* **Task description**
Among these lines, how many include "color"? Answer only with the number.
-- start of Source data --
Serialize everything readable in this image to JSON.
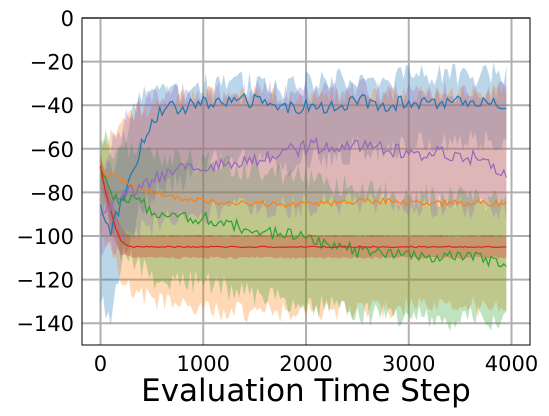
{
  "chart_data": {
    "type": "line",
    "title": "",
    "xlabel": "Evaluation Time Step",
    "ylabel": "",
    "xlim": [
      -180,
      4180
    ],
    "ylim": [
      -150,
      0
    ],
    "xticks": [
      0,
      1000,
      2000,
      3000,
      4000
    ],
    "xtick_labels": [
      "0",
      "1000",
      "2000",
      "3000",
      "4000"
    ],
    "yticks": [
      0,
      -20,
      -40,
      -60,
      -80,
      -100,
      -120,
      -140
    ],
    "ytick_labels": [
      "0",
      "−20",
      "−40",
      "−60",
      "−80",
      "−100",
      "−120",
      "−140"
    ],
    "grid": true,
    "legend": "none",
    "series": [
      {
        "color": "#1f77b4",
        "x": [
          0,
          100,
          200,
          300,
          400,
          500,
          600,
          800,
          1000,
          1200,
          1500,
          1800,
          2000,
          2200,
          2500,
          2800,
          3000,
          3200,
          3500,
          3800,
          3950
        ],
        "mean": [
          -87,
          -97,
          -85,
          -72,
          -58,
          -47,
          -42,
          -41,
          -39,
          -38,
          -38,
          -42,
          -40,
          -42,
          -38,
          -40,
          -38,
          -40,
          -39,
          -38,
          -40
        ],
        "lower": [
          -128,
          -140,
          -115,
          -100,
          -88,
          -80,
          -76,
          -74,
          -68,
          -66,
          -65,
          -68,
          -65,
          -64,
          -60,
          -60,
          -58,
          -58,
          -56,
          -56,
          -58
        ],
        "upper": [
          -65,
          -70,
          -60,
          -45,
          -38,
          -34,
          -32,
          -33,
          -31,
          -30,
          -30,
          -32,
          -30,
          -30,
          -27,
          -28,
          -27,
          -27,
          -27,
          -25,
          -26
        ]
      },
      {
        "color": "#ff7f0e",
        "x": [
          0,
          100,
          200,
          300,
          500,
          700,
          1000,
          1300,
          1600,
          1900,
          2200,
          2500,
          2800,
          3100,
          3400,
          3700,
          3950
        ],
        "mean": [
          -70,
          -72,
          -74,
          -77,
          -80,
          -82,
          -84,
          -85,
          -85,
          -86,
          -85,
          -84,
          -84,
          -85,
          -85,
          -85,
          -85
        ],
        "lower": [
          -95,
          -108,
          -120,
          -125,
          -128,
          -132,
          -134,
          -135,
          -135,
          -135,
          -134,
          -134,
          -133,
          -133,
          -133,
          -132,
          -132
        ],
        "upper": [
          -60,
          -55,
          -50,
          -45,
          -40,
          -38,
          -36,
          -36,
          -36,
          -38,
          -36,
          -35,
          -35,
          -35,
          -35,
          -34,
          -34
        ]
      },
      {
        "color": "#2ca02c",
        "x": [
          0,
          100,
          200,
          300,
          500,
          700,
          1000,
          1300,
          1600,
          1900,
          2200,
          2500,
          2800,
          3100,
          3400,
          3700,
          3950
        ],
        "mean": [
          -70,
          -80,
          -85,
          -83,
          -88,
          -90,
          -92,
          -95,
          -98,
          -100,
          -103,
          -107,
          -108,
          -110,
          -109,
          -110,
          -112
        ],
        "lower": [
          -80,
          -95,
          -108,
          -112,
          -118,
          -120,
          -122,
          -125,
          -128,
          -130,
          -132,
          -135,
          -137,
          -138,
          -138,
          -137,
          -140
        ],
        "upper": [
          -56,
          -58,
          -62,
          -62,
          -62,
          -64,
          -66,
          -68,
          -70,
          -72,
          -75,
          -78,
          -80,
          -82,
          -82,
          -83,
          -84
        ]
      },
      {
        "color": "#d62728",
        "x": [
          0,
          50,
          100,
          150,
          200,
          250,
          300,
          400,
          600,
          1000,
          1500,
          2000,
          2500,
          3000,
          3500,
          3950
        ],
        "mean": [
          -68,
          -80,
          -88,
          -97,
          -102,
          -104,
          -105,
          -105,
          -105,
          -105,
          -105,
          -105,
          -105,
          -105,
          -105,
          -105
        ],
        "lower": [
          -72,
          -86,
          -96,
          -104,
          -108,
          -109,
          -110,
          -110,
          -110,
          -110,
          -110,
          -110,
          -110,
          -110,
          -110,
          -110
        ],
        "upper": [
          -64,
          -72,
          -82,
          -90,
          -96,
          -99,
          -100,
          -100,
          -100,
          -100,
          -100,
          -100,
          -100,
          -100,
          -100,
          -100
        ]
      },
      {
        "color": "#9467bd",
        "x": [
          0,
          100,
          200,
          300,
          500,
          700,
          1000,
          1300,
          1600,
          1900,
          2200,
          2500,
          2800,
          3100,
          3400,
          3700,
          3950
        ],
        "mean": [
          -93,
          -85,
          -82,
          -80,
          -75,
          -70,
          -68,
          -66,
          -64,
          -60,
          -58,
          -58,
          -60,
          -62,
          -62,
          -65,
          -70
        ],
        "lower": [
          -108,
          -105,
          -100,
          -98,
          -95,
          -92,
          -90,
          -88,
          -86,
          -86,
          -85,
          -84,
          -85,
          -86,
          -86,
          -88,
          -90
        ],
        "upper": [
          -75,
          -60,
          -50,
          -42,
          -38,
          -36,
          -35,
          -35,
          -34,
          -34,
          -34,
          -33,
          -34,
          -35,
          -34,
          -34,
          -35
        ]
      }
    ]
  }
}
-- end of Source data --
* **Result**
5